§ **TASK GOAL**: Check each line of the records below for the word "Holdout" and copy those where it appears.

[Rows from a figure dataset]
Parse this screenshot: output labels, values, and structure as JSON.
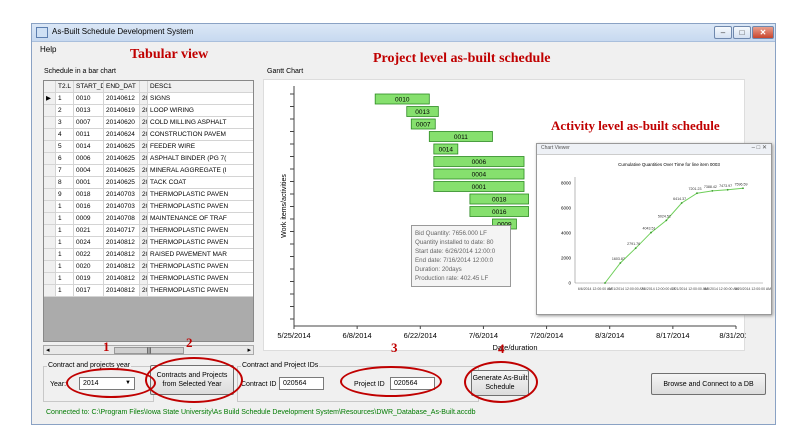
{
  "window": {
    "title": "As-Built Schedule Development System",
    "min": "–",
    "max": "□",
    "close": "✕"
  },
  "menu": {
    "help": "Help"
  },
  "grid": {
    "label": "Schedule in a bar chart",
    "columns": [
      "",
      "T2.L",
      "START_D.",
      "END_DAT",
      "",
      "DESC1"
    ],
    "rows": [
      [
        "▶",
        "1",
        "0010",
        "20140612",
        "20140624",
        "SIGNS"
      ],
      [
        "",
        "2",
        "0013",
        "20140619",
        "20140626",
        "LOOP WIRING"
      ],
      [
        "",
        "3",
        "0007",
        "20140620",
        "20140620",
        "COLD MILLING ASPHALT"
      ],
      [
        "",
        "4",
        "0011",
        "20140624",
        "20140708",
        "CONSTRUCTION PAVEM"
      ],
      [
        "",
        "5",
        "0014",
        "20140625",
        "20140625",
        "FEEDER WIRE"
      ],
      [
        "",
        "6",
        "0006",
        "20140625",
        "20140715",
        "ASPHALT BINDER (PG 7("
      ],
      [
        "",
        "7",
        "0004",
        "20140625",
        "20140715",
        "MINERAL AGGREGATE (I"
      ],
      [
        "",
        "8",
        "0001",
        "20140625",
        "20140715",
        "TACK COAT"
      ],
      [
        "",
        "9",
        "0018",
        "20140703",
        "20140716",
        "THERMOPLASTIC PAVEN"
      ],
      [
        "",
        "1",
        "0016",
        "20140703",
        "20140716",
        "THERMOPLASTIC PAVEN"
      ],
      [
        "",
        "1",
        "0009",
        "20140708",
        "20140708",
        "MAINTENANCE OF TRAF"
      ],
      [
        "",
        "1",
        "0021",
        "20140717",
        "20140717",
        "THERMOPLASTIC PAVEN"
      ],
      [
        "",
        "1",
        "0024",
        "20140812",
        "20140812",
        "THERMOPLASTIC PAVEN"
      ],
      [
        "",
        "1",
        "0022",
        "20140812",
        "20140812",
        "RAISED PAVEMENT MAR"
      ],
      [
        "",
        "1",
        "0020",
        "20140812",
        "20140812",
        "THERMOPLASTIC PAVEN"
      ],
      [
        "",
        "1",
        "0019",
        "20140812",
        "20140812",
        "THERMOPLASTIC PAVEN"
      ],
      [
        "",
        "1",
        "0017",
        "20140812",
        "20140812",
        "THERMOPLASTIC PAVEN"
      ]
    ],
    "scroll_left": "◂",
    "scroll_right": "▸",
    "scroll_thumb": "|||"
  },
  "gantt": {
    "label": "Gantt Chart",
    "ylabel": "Work items/activities",
    "xlabel": "Date/duration",
    "xticks": [
      "5/25/2014",
      "6/8/2014",
      "6/22/2014",
      "7/6/2014",
      "7/20/2014",
      "8/3/2014",
      "8/17/2014",
      "8/31/2014"
    ],
    "bars": [
      {
        "label": "0010",
        "start": "2014-06-12",
        "end": "2014-06-24"
      },
      {
        "label": "0013",
        "start": "2014-06-19",
        "end": "2014-06-26"
      },
      {
        "label": "0007",
        "start": "2014-06-20",
        "end": "2014-06-20"
      },
      {
        "label": "0011",
        "start": "2014-06-24",
        "end": "2014-07-08"
      },
      {
        "label": "0014",
        "start": "2014-06-25",
        "end": "2014-06-25"
      },
      {
        "label": "0006",
        "start": "2014-06-25",
        "end": "2014-07-15"
      },
      {
        "label": "0004",
        "start": "2014-06-25",
        "end": "2014-07-15"
      },
      {
        "label": "0001",
        "start": "2014-06-25",
        "end": "2014-07-15"
      },
      {
        "label": "0018",
        "start": "2014-07-03",
        "end": "2014-07-16"
      },
      {
        "label": "0016",
        "start": "2014-07-03",
        "end": "2014-07-16"
      },
      {
        "label": "0009",
        "start": "2014-07-08",
        "end": "2014-07-08"
      }
    ],
    "tooltip": [
      "Bid Quantity: 7656.000 LF",
      "Quantity installed to date: 80",
      "Start date: 6/26/2014 12:00:0",
      "End date: 7/16/2014 12:00:0",
      "Duration: 20days",
      "Production rate: 402.45 LF"
    ]
  },
  "inset": {
    "window_title": "Chart Viewer",
    "title": "Cumulative Quantities Over Time for line item 0003",
    "chart_data": {
      "type": "line",
      "yticks": [
        "0",
        "2000",
        "4000",
        "6000",
        "8000"
      ],
      "ylim": [
        0,
        8500
      ],
      "point_labels": [
        "1603.87",
        "2791.76",
        "4043.51",
        "5024.52",
        "6414.37",
        "7201.23",
        "7388.42",
        "7473.97",
        "7596.59"
      ],
      "points": [
        {
          "x": "6/26/2014",
          "y": 0
        },
        {
          "x": "6/28/2014",
          "y": 1603.87
        },
        {
          "x": "6/30/2014",
          "y": 2791.76
        },
        {
          "x": "7/2/2014",
          "y": 4043.51
        },
        {
          "x": "7/4/2014",
          "y": 5024.52
        },
        {
          "x": "7/6/2014",
          "y": 6414.37
        },
        {
          "x": "7/9/2014",
          "y": 7201.23
        },
        {
          "x": "7/12/2014",
          "y": 7388.42
        },
        {
          "x": "7/14/2014",
          "y": 7473.97
        },
        {
          "x": "7/16/2014",
          "y": 7596.59
        }
      ],
      "xticks": [
        "6/6/2014 12:00:00 AM",
        "6/21/2014 12:00:00 AM",
        "7/6/2014 12:00:00 AM",
        "7/21/2014 12:00:00 AM",
        "8/5/2014 12:00:00 AM",
        "8/20/2014 12:00:00 AM"
      ]
    }
  },
  "controls": {
    "contract_year_group": "Contract and projects year",
    "year_label": "Year:",
    "year_value": "2014",
    "contracts_button": "Contracts and Projects from Selected Year",
    "ids_group": "Contract and Project IDs",
    "contract_id_label": "Contract ID",
    "contract_id_value": "020564",
    "project_id_label": "Project ID",
    "project_id_value": "020564",
    "generate_button": "Generate As-Built Schedule",
    "browse_button": "Browse and Connect to a DB"
  },
  "status": "Connected to: C:\\Program Files\\Iowa State University\\As Build Schedule Development System\\Resources\\DWR_Database_As-Built.accdb",
  "annotations": {
    "tabular": "Tabular view",
    "project": "Project level as-built schedule",
    "activity": "Activity level as-built schedule",
    "n1": "1",
    "n2": "2",
    "n3": "3",
    "n4": "4"
  },
  "colors": {
    "bar_fill": "#86e06e",
    "annotation": "#c00000",
    "status": "#007a00"
  }
}
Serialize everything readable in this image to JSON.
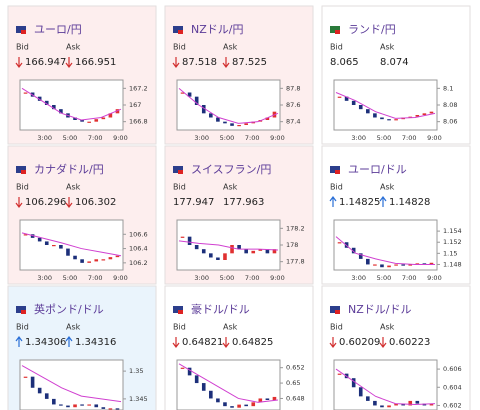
{
  "bid_label": "Bid",
  "ask_label": "Ask",
  "time_labels": [
    "3:00",
    "5:00",
    "7:00",
    "9:00"
  ],
  "cards": [
    {
      "title": "ユーロ/円",
      "bid": "166.947",
      "ask": "166.951",
      "trend": "down",
      "background": "#fdeeee",
      "ylim": [
        166.7,
        167.3
      ],
      "yticks": [
        166.8,
        167,
        167.2
      ],
      "values": [
        167.15,
        167.1,
        167.05,
        167.0,
        166.95,
        166.9,
        166.85,
        166.82,
        166.8,
        166.8,
        166.83,
        166.85,
        166.9,
        166.95
      ],
      "ma": [
        167.2,
        167.05,
        166.9,
        166.82,
        166.85,
        166.95
      ]
    },
    {
      "title": "NZドル/円",
      "bid": "87.518",
      "ask": "87.525",
      "trend": "down",
      "background": "#fdeeee",
      "ylim": [
        87.3,
        87.9
      ],
      "yticks": [
        87.4,
        87.6,
        87.8
      ],
      "values": [
        87.75,
        87.7,
        87.6,
        87.5,
        87.45,
        87.4,
        87.38,
        87.35,
        87.36,
        87.38,
        87.4,
        87.42,
        87.45,
        87.52
      ],
      "ma": [
        87.8,
        87.6,
        87.45,
        87.38,
        87.4,
        87.5
      ]
    },
    {
      "title": "ランド/円",
      "bid": "8.065",
      "ask": "8.074",
      "trend": null,
      "background": "#ffffff",
      "ylim": [
        8.05,
        8.11
      ],
      "yticks": [
        8.06,
        8.08,
        8.1
      ],
      "values": [
        8.09,
        8.085,
        8.08,
        8.075,
        8.07,
        8.065,
        8.063,
        8.062,
        8.063,
        8.065,
        8.066,
        8.068,
        8.07,
        8.072
      ],
      "ma": [
        8.095,
        8.085,
        8.072,
        8.064,
        8.065,
        8.07
      ]
    },
    {
      "title": "カナダドル/円",
      "bid": "106.296",
      "ask": "106.302",
      "trend": "down",
      "background": "#fdeeee",
      "ylim": [
        106.1,
        106.8
      ],
      "yticks": [
        106.2,
        106.4,
        106.6
      ],
      "values": [
        106.6,
        106.55,
        106.5,
        106.45,
        106.45,
        106.4,
        106.3,
        106.25,
        106.2,
        106.22,
        106.25,
        106.25,
        106.28,
        106.3
      ],
      "ma": [
        106.62,
        106.55,
        106.48,
        106.4,
        106.35,
        106.3
      ]
    },
    {
      "title": "スイスフラン/円",
      "bid": "177.947",
      "ask": "177.963",
      "trend": null,
      "background": "#fdeeee",
      "ylim": [
        177.7,
        178.3
      ],
      "yticks": [
        177.8,
        178,
        178.2
      ],
      "values": [
        178.1,
        178.0,
        177.95,
        177.9,
        177.85,
        177.82,
        177.9,
        178.0,
        177.95,
        177.9,
        177.93,
        177.95,
        177.9,
        177.95
      ],
      "ma": [
        178.05,
        178.02,
        178.0,
        177.95,
        177.95,
        177.94
      ]
    },
    {
      "title": "ユーロ/ドル",
      "bid": "1.14825",
      "ask": "1.14828",
      "trend": "up",
      "background": "#ffffff",
      "ylim": [
        1.147,
        1.156
      ],
      "yticks": [
        1.148,
        1.15,
        1.152,
        1.154
      ],
      "values": [
        1.152,
        1.151,
        1.15,
        1.149,
        1.148,
        1.148,
        1.1475,
        1.1478,
        1.148,
        1.1478,
        1.148,
        1.1482,
        1.148,
        1.1483
      ],
      "ma": [
        1.153,
        1.15,
        1.149,
        1.1482,
        1.148,
        1.148
      ]
    },
    {
      "title": "英ポンド/ドル",
      "bid": "1.34306",
      "ask": "1.34316",
      "trend": "up",
      "background": "#eaf4fc",
      "ylim": [
        1.343,
        1.352
      ],
      "yticks": [
        1.345,
        1.35
      ],
      "values": [
        1.349,
        1.347,
        1.346,
        1.345,
        1.344,
        1.3438,
        1.3435,
        1.344,
        1.3438,
        1.344,
        1.3435,
        1.3432,
        1.3433,
        1.3432
      ],
      "ma": [
        1.351,
        1.349,
        1.347,
        1.3455,
        1.345,
        1.3445
      ]
    },
    {
      "title": "豪ドル/ドル",
      "bid": "0.64821",
      "ask": "0.64825",
      "trend": "down",
      "background": "#ffffff",
      "ylim": [
        0.6465,
        0.653
      ],
      "yticks": [
        0.648,
        0.65,
        0.652
      ],
      "values": [
        0.652,
        0.651,
        0.65,
        0.649,
        0.648,
        0.6475,
        0.647,
        0.6468,
        0.6472,
        0.647,
        0.6475,
        0.648,
        0.6478,
        0.6482
      ],
      "ma": [
        0.6525,
        0.651,
        0.6495,
        0.648,
        0.6475,
        0.6478
      ]
    },
    {
      "title": "NZドル/ドル",
      "bid": "0.60209",
      "ask": "0.60223",
      "trend": "down",
      "background": "#ffffff",
      "ylim": [
        0.6015,
        0.607
      ],
      "yticks": [
        0.602,
        0.604,
        0.606
      ],
      "values": [
        0.6055,
        0.605,
        0.604,
        0.603,
        0.6025,
        0.602,
        0.6018,
        0.602,
        0.6022,
        0.602,
        0.6025,
        0.6022,
        0.602,
        0.6022
      ],
      "ma": [
        0.606,
        0.6045,
        0.603,
        0.6022,
        0.6021,
        0.6022
      ]
    }
  ]
}
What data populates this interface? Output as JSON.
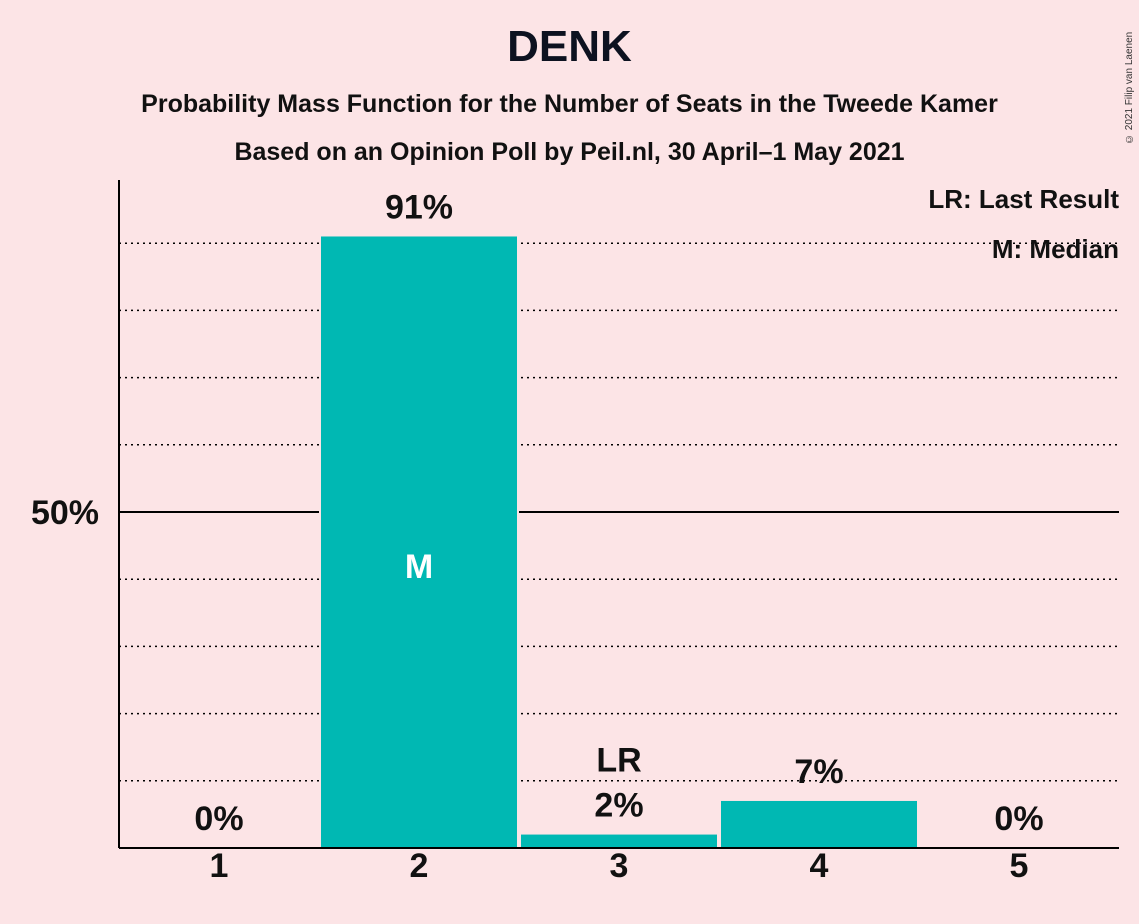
{
  "title": "DENK",
  "subtitle1": "Probability Mass Function for the Number of Seats in the Tweede Kamer",
  "subtitle2": "Based on an Opinion Poll by Peil.nl, 30 April–1 May 2021",
  "copyright": "© 2021 Filip van Laenen",
  "legend": {
    "last_result": "LR: Last Result",
    "median": "M: Median"
  },
  "colors": {
    "background": "#fce4e6",
    "bar": "#00b8b3",
    "text": "#111111"
  },
  "chart_data": {
    "type": "bar",
    "categories": [
      "1",
      "2",
      "3",
      "4",
      "5"
    ],
    "values": [
      0,
      91,
      2,
      7,
      0
    ],
    "value_labels": [
      "0%",
      "91%",
      "2%",
      "7%",
      "0%"
    ],
    "ylim": [
      0,
      100
    ],
    "yticks": [
      {
        "value": 50,
        "label": "50%"
      }
    ],
    "gridlines": [
      10,
      20,
      30,
      40,
      50,
      60,
      70,
      80,
      90
    ],
    "major_gridline": 50,
    "median_category": "2",
    "median_marker": "M",
    "last_result_category": "3",
    "last_result_marker": "LR",
    "legend_position": "top-right"
  }
}
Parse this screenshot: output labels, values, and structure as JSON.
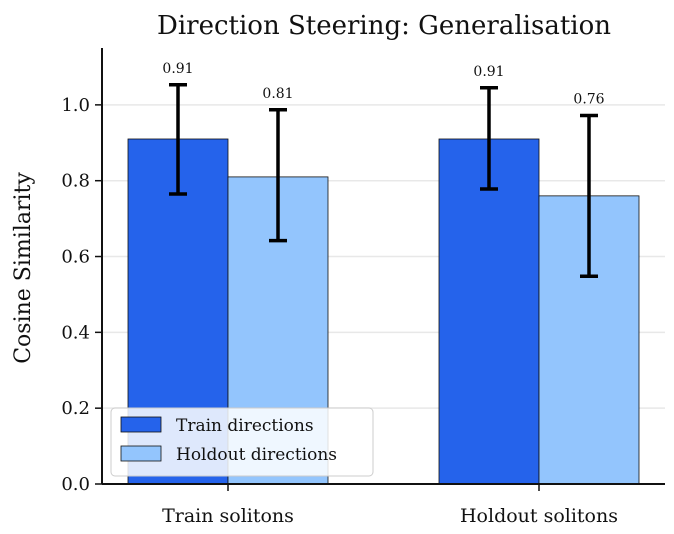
{
  "chart_data": {
    "type": "bar",
    "title": "Direction Steering: Generalisation",
    "xlabel": "",
    "ylabel": "Cosine Similarity",
    "categories": [
      "Train solitons",
      "Holdout solitons"
    ],
    "ylim": [
      0,
      1.15
    ],
    "yticks": [
      0.0,
      0.2,
      0.4,
      0.6,
      0.8,
      1.0
    ],
    "ytick_labels": [
      "0.0",
      "0.2",
      "0.4",
      "0.6",
      "0.8",
      "1.0"
    ],
    "grid": "horizontal",
    "legend_position": "lower-left",
    "series": [
      {
        "name": "Train directions",
        "color": "#2563eb",
        "values": [
          0.91,
          0.91
        ],
        "error_low": [
          0.765,
          0.778
        ],
        "error_high": [
          1.053,
          1.045
        ],
        "labels": [
          "0.91",
          "0.91"
        ]
      },
      {
        "name": "Holdout directions",
        "color": "#93c5fd",
        "values": [
          0.81,
          0.76
        ],
        "error_low": [
          0.642,
          0.548
        ],
        "error_high": [
          0.987,
          0.972
        ],
        "labels": [
          "0.81",
          "0.76"
        ]
      }
    ]
  }
}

§ **ANSWER BELOW**:
      "Holdout solitons"
        "name": "Holdout directions",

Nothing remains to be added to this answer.